[Recorded data]
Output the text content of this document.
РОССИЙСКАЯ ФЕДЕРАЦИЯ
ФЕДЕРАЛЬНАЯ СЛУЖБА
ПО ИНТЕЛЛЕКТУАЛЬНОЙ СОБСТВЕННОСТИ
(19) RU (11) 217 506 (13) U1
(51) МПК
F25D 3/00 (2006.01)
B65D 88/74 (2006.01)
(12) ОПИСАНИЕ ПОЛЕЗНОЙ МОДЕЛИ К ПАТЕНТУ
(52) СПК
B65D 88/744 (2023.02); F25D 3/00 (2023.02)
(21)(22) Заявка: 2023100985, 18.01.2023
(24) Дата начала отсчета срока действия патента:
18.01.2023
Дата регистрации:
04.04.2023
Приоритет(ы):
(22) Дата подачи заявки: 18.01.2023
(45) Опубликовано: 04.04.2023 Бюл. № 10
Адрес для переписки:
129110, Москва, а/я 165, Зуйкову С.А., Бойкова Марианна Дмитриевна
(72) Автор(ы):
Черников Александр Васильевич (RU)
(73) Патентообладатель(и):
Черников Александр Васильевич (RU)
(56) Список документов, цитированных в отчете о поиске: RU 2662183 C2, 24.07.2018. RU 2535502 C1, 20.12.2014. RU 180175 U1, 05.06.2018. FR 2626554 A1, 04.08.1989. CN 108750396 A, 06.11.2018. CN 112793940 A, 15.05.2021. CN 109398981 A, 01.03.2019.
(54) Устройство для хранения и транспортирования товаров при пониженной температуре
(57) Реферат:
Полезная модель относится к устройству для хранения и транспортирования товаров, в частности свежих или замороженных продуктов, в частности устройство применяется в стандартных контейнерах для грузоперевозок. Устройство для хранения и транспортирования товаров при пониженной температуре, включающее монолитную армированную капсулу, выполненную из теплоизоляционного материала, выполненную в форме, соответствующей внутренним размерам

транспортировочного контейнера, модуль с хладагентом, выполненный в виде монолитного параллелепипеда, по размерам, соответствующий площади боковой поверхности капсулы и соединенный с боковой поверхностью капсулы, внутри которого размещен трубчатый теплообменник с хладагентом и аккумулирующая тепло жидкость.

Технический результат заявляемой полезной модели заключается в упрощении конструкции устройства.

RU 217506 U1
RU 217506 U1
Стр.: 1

THE EXERCISE: Repeat the material from above exactly, word for word.

OUTPUT OF THE TASK:
Output the text content of this document.
РОССИЙСКАЯ ФЕДЕРАЦИЯ
ФЕДЕРАЛЬНАЯ СЛУЖБА
ПО ИНТЕЛЛЕКТУАЛЬНОЙ СОБСТВЕННОСТИ
(19) RU (11) 217 506 (13) U1
(51) МПК
F25D 3/00 (2006.01)
B65D 88/74 (2006.01)
(12) ОПИСАНИЕ ПОЛЕЗНОЙ МОДЕЛИ К ПАТЕНТУ
(52) СПК
B65D 88/744 (2023.02); F25D 3/00 (2023.02)
(21)(22) Заявка: 2023100985, 18.01.2023
(24) Дата начала отсчета срока действия патента:
18.01.2023
Дата регистрации:
04.04.2023
Приоритет(ы):
(22) Дата подачи заявки: 18.01.2023
(45) Опубликовано: 04.04.2023 Бюл. № 10
Адрес для переписки:
129110, Москва, а/я 165, Зуйкову С.А., Бойкова Марианна Дмитриевна
(72) Автор(ы):
Черников Александр Васильевич (RU)
(73) Патентообладатель(и):
Черников Александр Васильевич (RU)
(56) Список документов, цитированных в отчете о поиске: RU 2662183 C2, 24.07.2018. RU 2535502 C1, 20.12.2014. RU 180175 U1, 05.06.2018. FR 2626554 A1, 04.08.1989. CN 108750396 A, 06.11.2018. CN 112793940 A, 15.05.2021. CN 109398981 A, 01.03.2019.
(54) Устройство для хранения и транспортирования товаров при пониженной температуре
(57) Реферат:
Полезная модель относится к устройству для хранения и транспортирования товаров, в частности свежих или замороженных продуктов, в частности устройство применяется в стандартных контейнерах для грузоперевозок. Устройство для хранения и транспортирования товаров при пониженной температуре, включающее монолитную армированную капсулу, выполненную из теплоизоляционного материала, выполненную в форме, соответствующей внутренним размерам

транспортировочного контейнера, модуль с хладагентом, выполненный в виде монолитного параллелепипеда, по размерам, соответствующий площади боковой поверхности капсулы и соединенный с боковой поверхностью капсулы, внутри которого размещен трубчатый теплообменник с хладагентом и аккумулирующая тепло жидкость.

Технический результат заявляемой полезной модели заключается в упрощении конструкции устройства.

RU 217506 U1
RU 217506 U1
Стр.: 1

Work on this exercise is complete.